GIVEN EXERCISE: Drop every picture, then transcribe the remaining data exactly.

------------------------------

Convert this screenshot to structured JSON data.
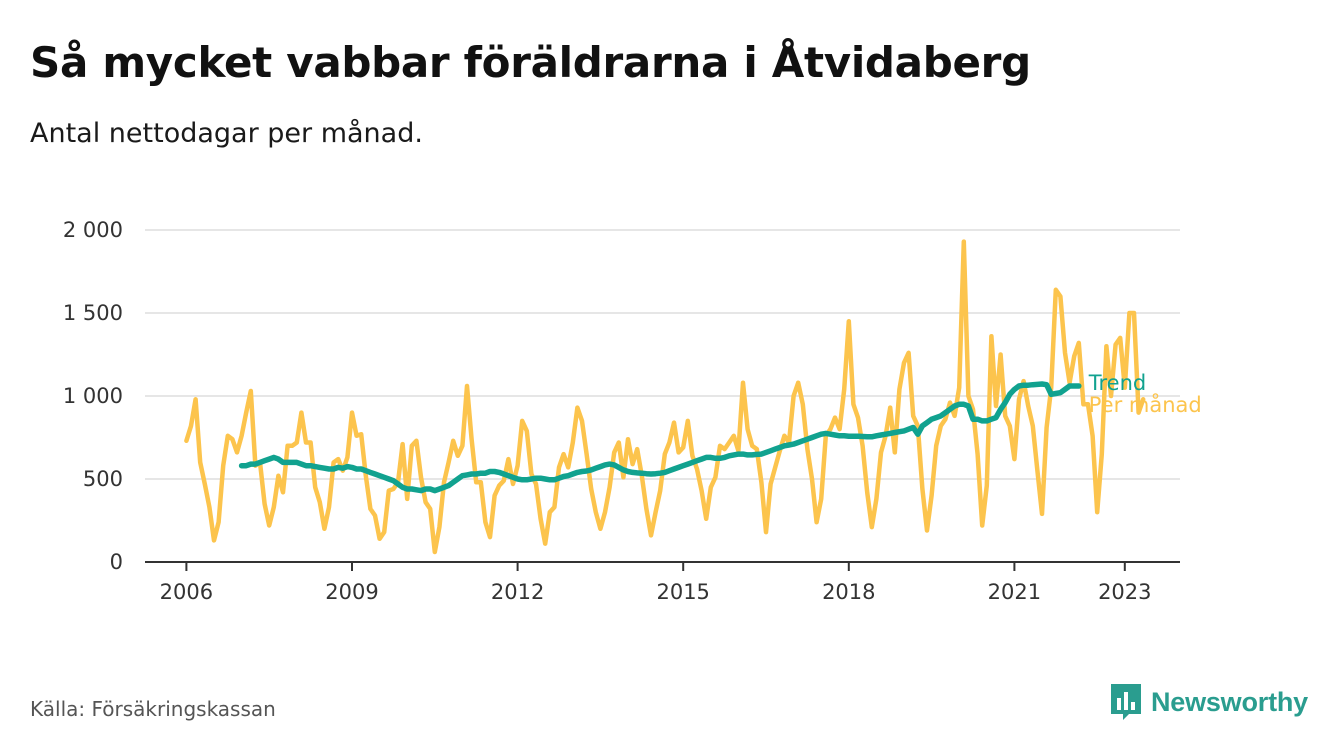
{
  "header": {
    "title": "Så mycket vabbar föräldrarna i Åtvidaberg",
    "subtitle": "Antal nettodagar per månad."
  },
  "footer": {
    "source": "Källa: Försäkringskassan",
    "brand": "Newsworthy",
    "brand_icon": "bar-chart-speech-bubble-icon"
  },
  "colors": {
    "monthly": "#fcc44d",
    "trend": "#11a28f",
    "axis": "#333333",
    "grid": "#dddddd",
    "brand": "#2a9d8f"
  },
  "chart_data": {
    "type": "line",
    "xlim": [
      2005.25,
      2024.0
    ],
    "ylim": [
      0,
      2000
    ],
    "grid": "horizontal",
    "x_ticks": [
      2006,
      2009,
      2012,
      2015,
      2018,
      2021,
      2023
    ],
    "x_tick_labels": [
      "2006",
      "2009",
      "2012",
      "2015",
      "2018",
      "2021",
      "2023"
    ],
    "y_ticks": [
      0,
      500,
      1000,
      1500,
      2000
    ],
    "y_tick_labels": [
      "0",
      "500",
      "1 000",
      "1 500",
      "2 000"
    ],
    "series": [
      {
        "name": "Per månad",
        "x_start": 2006.0,
        "x_step": 0.08333,
        "values": [
          730,
          820,
          980,
          600,
          470,
          330,
          130,
          240,
          580,
          760,
          740,
          660,
          760,
          900,
          1030,
          580,
          600,
          350,
          220,
          330,
          520,
          420,
          700,
          700,
          720,
          900,
          720,
          720,
          450,
          360,
          200,
          330,
          600,
          620,
          550,
          630,
          900,
          760,
          770,
          520,
          320,
          280,
          140,
          180,
          430,
          440,
          480,
          710,
          380,
          700,
          730,
          510,
          360,
          320,
          60,
          210,
          480,
          600,
          730,
          640,
          700,
          1060,
          740,
          480,
          480,
          240,
          150,
          400,
          460,
          490,
          620,
          470,
          580,
          850,
          790,
          530,
          470,
          260,
          110,
          300,
          330,
          570,
          650,
          570,
          720,
          930,
          850,
          650,
          440,
          300,
          200,
          300,
          450,
          660,
          720,
          510,
          740,
          590,
          680,
          520,
          320,
          160,
          300,
          430,
          650,
          720,
          840,
          660,
          690,
          850,
          640,
          560,
          430,
          260,
          450,
          510,
          700,
          680,
          720,
          760,
          670,
          1080,
          800,
          700,
          680,
          480,
          180,
          470,
          570,
          670,
          760,
          720,
          1000,
          1080,
          950,
          680,
          500,
          240,
          380,
          760,
          800,
          870,
          800,
          1040,
          1450,
          950,
          870,
          700,
          420,
          210,
          380,
          660,
          760,
          930,
          660,
          1040,
          1200,
          1260,
          880,
          820,
          440,
          190,
          400,
          700,
          820,
          860,
          960,
          880,
          1050,
          1930,
          1000,
          920,
          650,
          220,
          460,
          1360,
          940,
          1250,
          880,
          820,
          620,
          980,
          1090,
          940,
          820,
          550,
          290,
          810,
          1050,
          1640,
          1600,
          1260,
          1080,
          1240,
          1320,
          950,
          950,
          760,
          300,
          650,
          1300,
          1000,
          1310,
          1350,
          1050,
          1500,
          1500,
          900,
          980
        ]
      },
      {
        "name": "Trend",
        "x_start": 2007.0,
        "x_step": 0.08333,
        "values": [
          580,
          580,
          590,
          590,
          600,
          610,
          620,
          630,
          620,
          600,
          600,
          600,
          600,
          590,
          580,
          580,
          575,
          570,
          565,
          560,
          560,
          570,
          565,
          575,
          570,
          560,
          560,
          550,
          540,
          530,
          520,
          510,
          500,
          490,
          470,
          450,
          440,
          440,
          435,
          430,
          440,
          440,
          430,
          440,
          450,
          460,
          480,
          500,
          520,
          525,
          530,
          530,
          535,
          535,
          545,
          545,
          540,
          530,
          520,
          510,
          500,
          495,
          495,
          500,
          505,
          505,
          500,
          495,
          495,
          505,
          515,
          520,
          530,
          540,
          545,
          548,
          555,
          565,
          575,
          585,
          590,
          585,
          570,
          555,
          545,
          540,
          537,
          535,
          532,
          530,
          532,
          535,
          540,
          550,
          560,
          570,
          580,
          590,
          600,
          610,
          620,
          630,
          630,
          625,
          625,
          630,
          640,
          645,
          650,
          650,
          645,
          645,
          648,
          650,
          660,
          670,
          680,
          690,
          700,
          705,
          710,
          720,
          730,
          740,
          750,
          760,
          770,
          775,
          770,
          765,
          760,
          760,
          758,
          757,
          757,
          756,
          755,
          754,
          760,
          765,
          770,
          775,
          780,
          785,
          790,
          800,
          810,
          770,
          820,
          840,
          860,
          870,
          880,
          900,
          920,
          940,
          950,
          950,
          940,
          860,
          860,
          850,
          850,
          860,
          870,
          920,
          960,
          1010,
          1040,
          1060,
          1065,
          1065,
          1068,
          1070,
          1072,
          1068,
          1010,
          1015,
          1020,
          1040,
          1060,
          1060,
          1060
        ]
      }
    ],
    "annotations": {
      "trend_label": "Trend",
      "monthly_label": "Per månad"
    }
  }
}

------------------------------

SOLUTION FOR THIS TASK:
Convert this screenshot to structured JSON data.
{
  "header": {
    "title": "Så mycket vabbar föräldrarna i Åtvidaberg",
    "subtitle": "Antal nettodagar per månad."
  },
  "footer": {
    "source": "Källa: Försäkringskassan",
    "brand": "Newsworthy",
    "brand_icon": "bar-chart-speech-bubble-icon"
  },
  "colors": {
    "monthly": "#fcc44d",
    "trend": "#11a28f",
    "axis": "#333333",
    "grid": "#dddddd",
    "brand": "#2a9d8f"
  },
  "chart_data": {
    "type": "line",
    "xlim": [
      2005.25,
      2024.0
    ],
    "ylim": [
      0,
      2000
    ],
    "grid": "horizontal",
    "x_ticks": [
      2006,
      2009,
      2012,
      2015,
      2018,
      2021,
      2023
    ],
    "x_tick_labels": [
      "2006",
      "2009",
      "2012",
      "2015",
      "2018",
      "2021",
      "2023"
    ],
    "y_ticks": [
      0,
      500,
      1000,
      1500,
      2000
    ],
    "y_tick_labels": [
      "0",
      "500",
      "1 000",
      "1 500",
      "2 000"
    ],
    "series": [
      {
        "name": "Per månad",
        "x_start": 2006.0,
        "x_step": 0.08333,
        "values": [
          730,
          820,
          980,
          600,
          470,
          330,
          130,
          240,
          580,
          760,
          740,
          660,
          760,
          900,
          1030,
          580,
          600,
          350,
          220,
          330,
          520,
          420,
          700,
          700,
          720,
          900,
          720,
          720,
          450,
          360,
          200,
          330,
          600,
          620,
          550,
          630,
          900,
          760,
          770,
          520,
          320,
          280,
          140,
          180,
          430,
          440,
          480,
          710,
          380,
          700,
          730,
          510,
          360,
          320,
          60,
          210,
          480,
          600,
          730,
          640,
          700,
          1060,
          740,
          480,
          480,
          240,
          150,
          400,
          460,
          490,
          620,
          470,
          580,
          850,
          790,
          530,
          470,
          260,
          110,
          300,
          330,
          570,
          650,
          570,
          720,
          930,
          850,
          650,
          440,
          300,
          200,
          300,
          450,
          660,
          720,
          510,
          740,
          590,
          680,
          520,
          320,
          160,
          300,
          430,
          650,
          720,
          840,
          660,
          690,
          850,
          640,
          560,
          430,
          260,
          450,
          510,
          700,
          680,
          720,
          760,
          670,
          1080,
          800,
          700,
          680,
          480,
          180,
          470,
          570,
          670,
          760,
          720,
          1000,
          1080,
          950,
          680,
          500,
          240,
          380,
          760,
          800,
          870,
          800,
          1040,
          1450,
          950,
          870,
          700,
          420,
          210,
          380,
          660,
          760,
          930,
          660,
          1040,
          1200,
          1260,
          880,
          820,
          440,
          190,
          400,
          700,
          820,
          860,
          960,
          880,
          1050,
          1930,
          1000,
          920,
          650,
          220,
          460,
          1360,
          940,
          1250,
          880,
          820,
          620,
          980,
          1090,
          940,
          820,
          550,
          290,
          810,
          1050,
          1640,
          1600,
          1260,
          1080,
          1240,
          1320,
          950,
          950,
          760,
          300,
          650,
          1300,
          1000,
          1310,
          1350,
          1050,
          1500,
          1500,
          900,
          980
        ]
      },
      {
        "name": "Trend",
        "x_start": 2007.0,
        "x_step": 0.08333,
        "values": [
          580,
          580,
          590,
          590,
          600,
          610,
          620,
          630,
          620,
          600,
          600,
          600,
          600,
          590,
          580,
          580,
          575,
          570,
          565,
          560,
          560,
          570,
          565,
          575,
          570,
          560,
          560,
          550,
          540,
          530,
          520,
          510,
          500,
          490,
          470,
          450,
          440,
          440,
          435,
          430,
          440,
          440,
          430,
          440,
          450,
          460,
          480,
          500,
          520,
          525,
          530,
          530,
          535,
          535,
          545,
          545,
          540,
          530,
          520,
          510,
          500,
          495,
          495,
          500,
          505,
          505,
          500,
          495,
          495,
          505,
          515,
          520,
          530,
          540,
          545,
          548,
          555,
          565,
          575,
          585,
          590,
          585,
          570,
          555,
          545,
          540,
          537,
          535,
          532,
          530,
          532,
          535,
          540,
          550,
          560,
          570,
          580,
          590,
          600,
          610,
          620,
          630,
          630,
          625,
          625,
          630,
          640,
          645,
          650,
          650,
          645,
          645,
          648,
          650,
          660,
          670,
          680,
          690,
          700,
          705,
          710,
          720,
          730,
          740,
          750,
          760,
          770,
          775,
          770,
          765,
          760,
          760,
          758,
          757,
          757,
          756,
          755,
          754,
          760,
          765,
          770,
          775,
          780,
          785,
          790,
          800,
          810,
          770,
          820,
          840,
          860,
          870,
          880,
          900,
          920,
          940,
          950,
          950,
          940,
          860,
          860,
          850,
          850,
          860,
          870,
          920,
          960,
          1010,
          1040,
          1060,
          1065,
          1065,
          1068,
          1070,
          1072,
          1068,
          1010,
          1015,
          1020,
          1040,
          1060,
          1060,
          1060
        ]
      }
    ],
    "annotations": {
      "trend_label": "Trend",
      "monthly_label": "Per månad"
    }
  }
}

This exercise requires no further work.